- Required task -
Reproduce the lines of the material exactly, excluding every image.

>> START Available records

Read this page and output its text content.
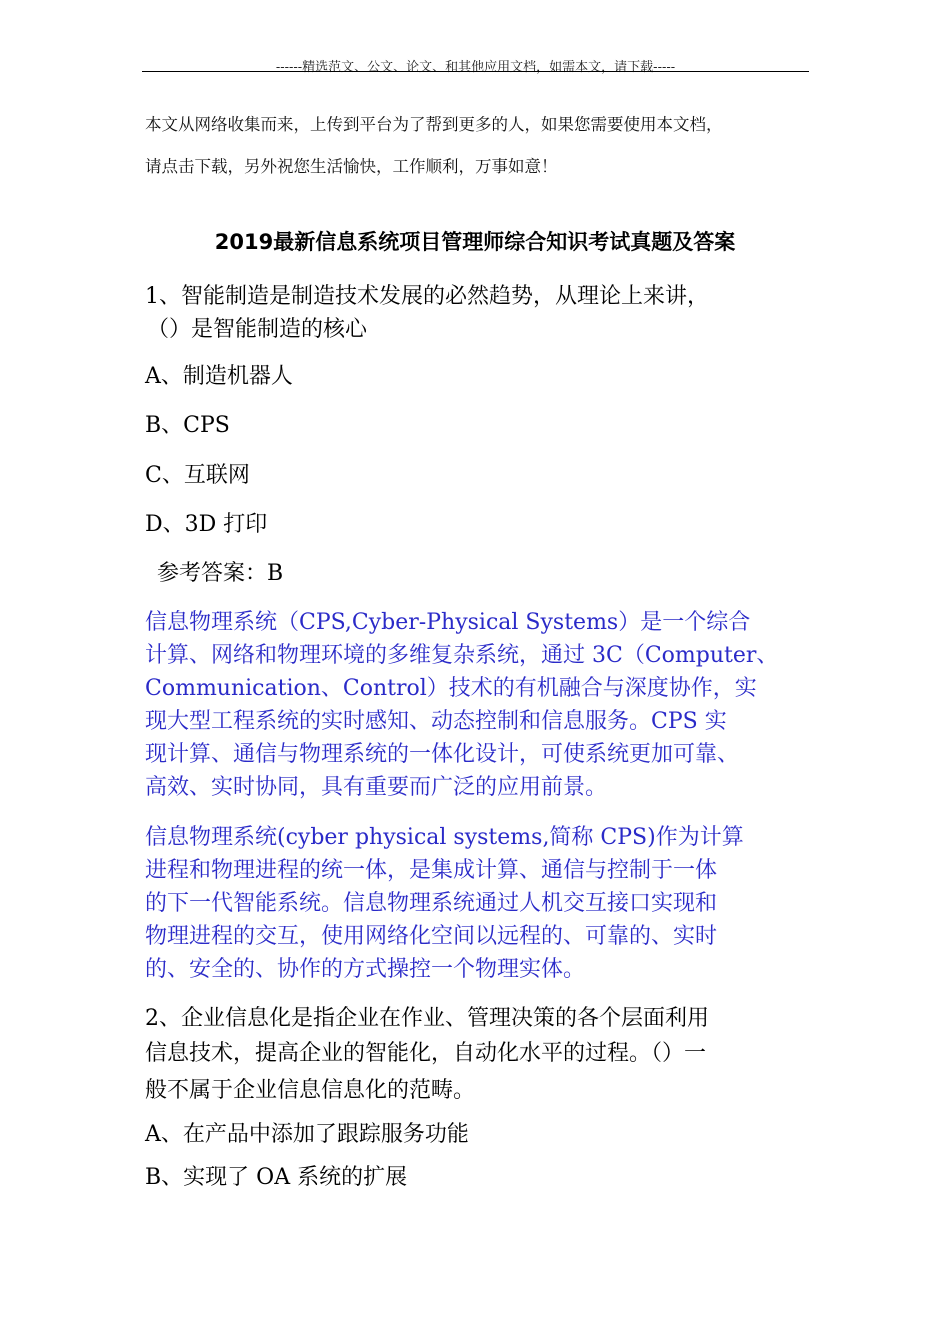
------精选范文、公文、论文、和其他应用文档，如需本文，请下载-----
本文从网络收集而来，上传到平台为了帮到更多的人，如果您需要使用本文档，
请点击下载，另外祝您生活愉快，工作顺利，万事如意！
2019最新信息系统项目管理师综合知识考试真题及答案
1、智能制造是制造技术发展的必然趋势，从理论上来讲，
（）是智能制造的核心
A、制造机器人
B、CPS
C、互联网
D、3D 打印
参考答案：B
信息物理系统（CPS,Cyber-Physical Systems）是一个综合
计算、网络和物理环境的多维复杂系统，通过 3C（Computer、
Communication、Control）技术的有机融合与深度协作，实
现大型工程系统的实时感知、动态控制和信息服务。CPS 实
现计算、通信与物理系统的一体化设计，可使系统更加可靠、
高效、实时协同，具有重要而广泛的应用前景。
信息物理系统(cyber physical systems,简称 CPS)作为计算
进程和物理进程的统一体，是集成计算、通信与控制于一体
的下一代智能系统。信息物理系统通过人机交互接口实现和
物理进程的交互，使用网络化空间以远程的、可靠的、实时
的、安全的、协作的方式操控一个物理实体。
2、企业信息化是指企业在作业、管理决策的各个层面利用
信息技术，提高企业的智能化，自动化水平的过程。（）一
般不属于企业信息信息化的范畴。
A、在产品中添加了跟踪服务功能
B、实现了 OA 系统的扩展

>> END Available records

- Result of this task -
Read this page and output its text content.
------精选范文、公文、论文、和其他应用文档，如需本文，请下载-----
本文从网络收集而来，上传到平台为了帮到更多的人，如果您需要使用本文档，
请点击下载，另外祝您生活愉快，工作顺利，万事如意！
2019最新信息系统项目管理师综合知识考试真题及答案
1、智能制造是制造技术发展的必然趋势，从理论上来讲，
（）是智能制造的核心
A、制造机器人
B、CPS
C、互联网
D、3D 打印
参考答案：B
信息物理系统（CPS,Cyber-Physical Systems）是一个综合
计算、网络和物理环境的多维复杂系统，通过 3C（Computer、
Communication、Control）技术的有机融合与深度协作，实
现大型工程系统的实时感知、动态控制和信息服务。CPS 实
现计算、通信与物理系统的一体化设计，可使系统更加可靠、
高效、实时协同，具有重要而广泛的应用前景。
信息物理系统(cyber physical systems,简称 CPS)作为计算
进程和物理进程的统一体，是集成计算、通信与控制于一体
的下一代智能系统。信息物理系统通过人机交互接口实现和
物理进程的交互，使用网络化空间以远程的、可靠的、实时
的、安全的、协作的方式操控一个物理实体。
2、企业信息化是指企业在作业、管理决策的各个层面利用
信息技术，提高企业的智能化，自动化水平的过程。（）一
般不属于企业信息信息化的范畴。
A、在产品中添加了跟踪服务功能
B、实现了 OA 系统的扩展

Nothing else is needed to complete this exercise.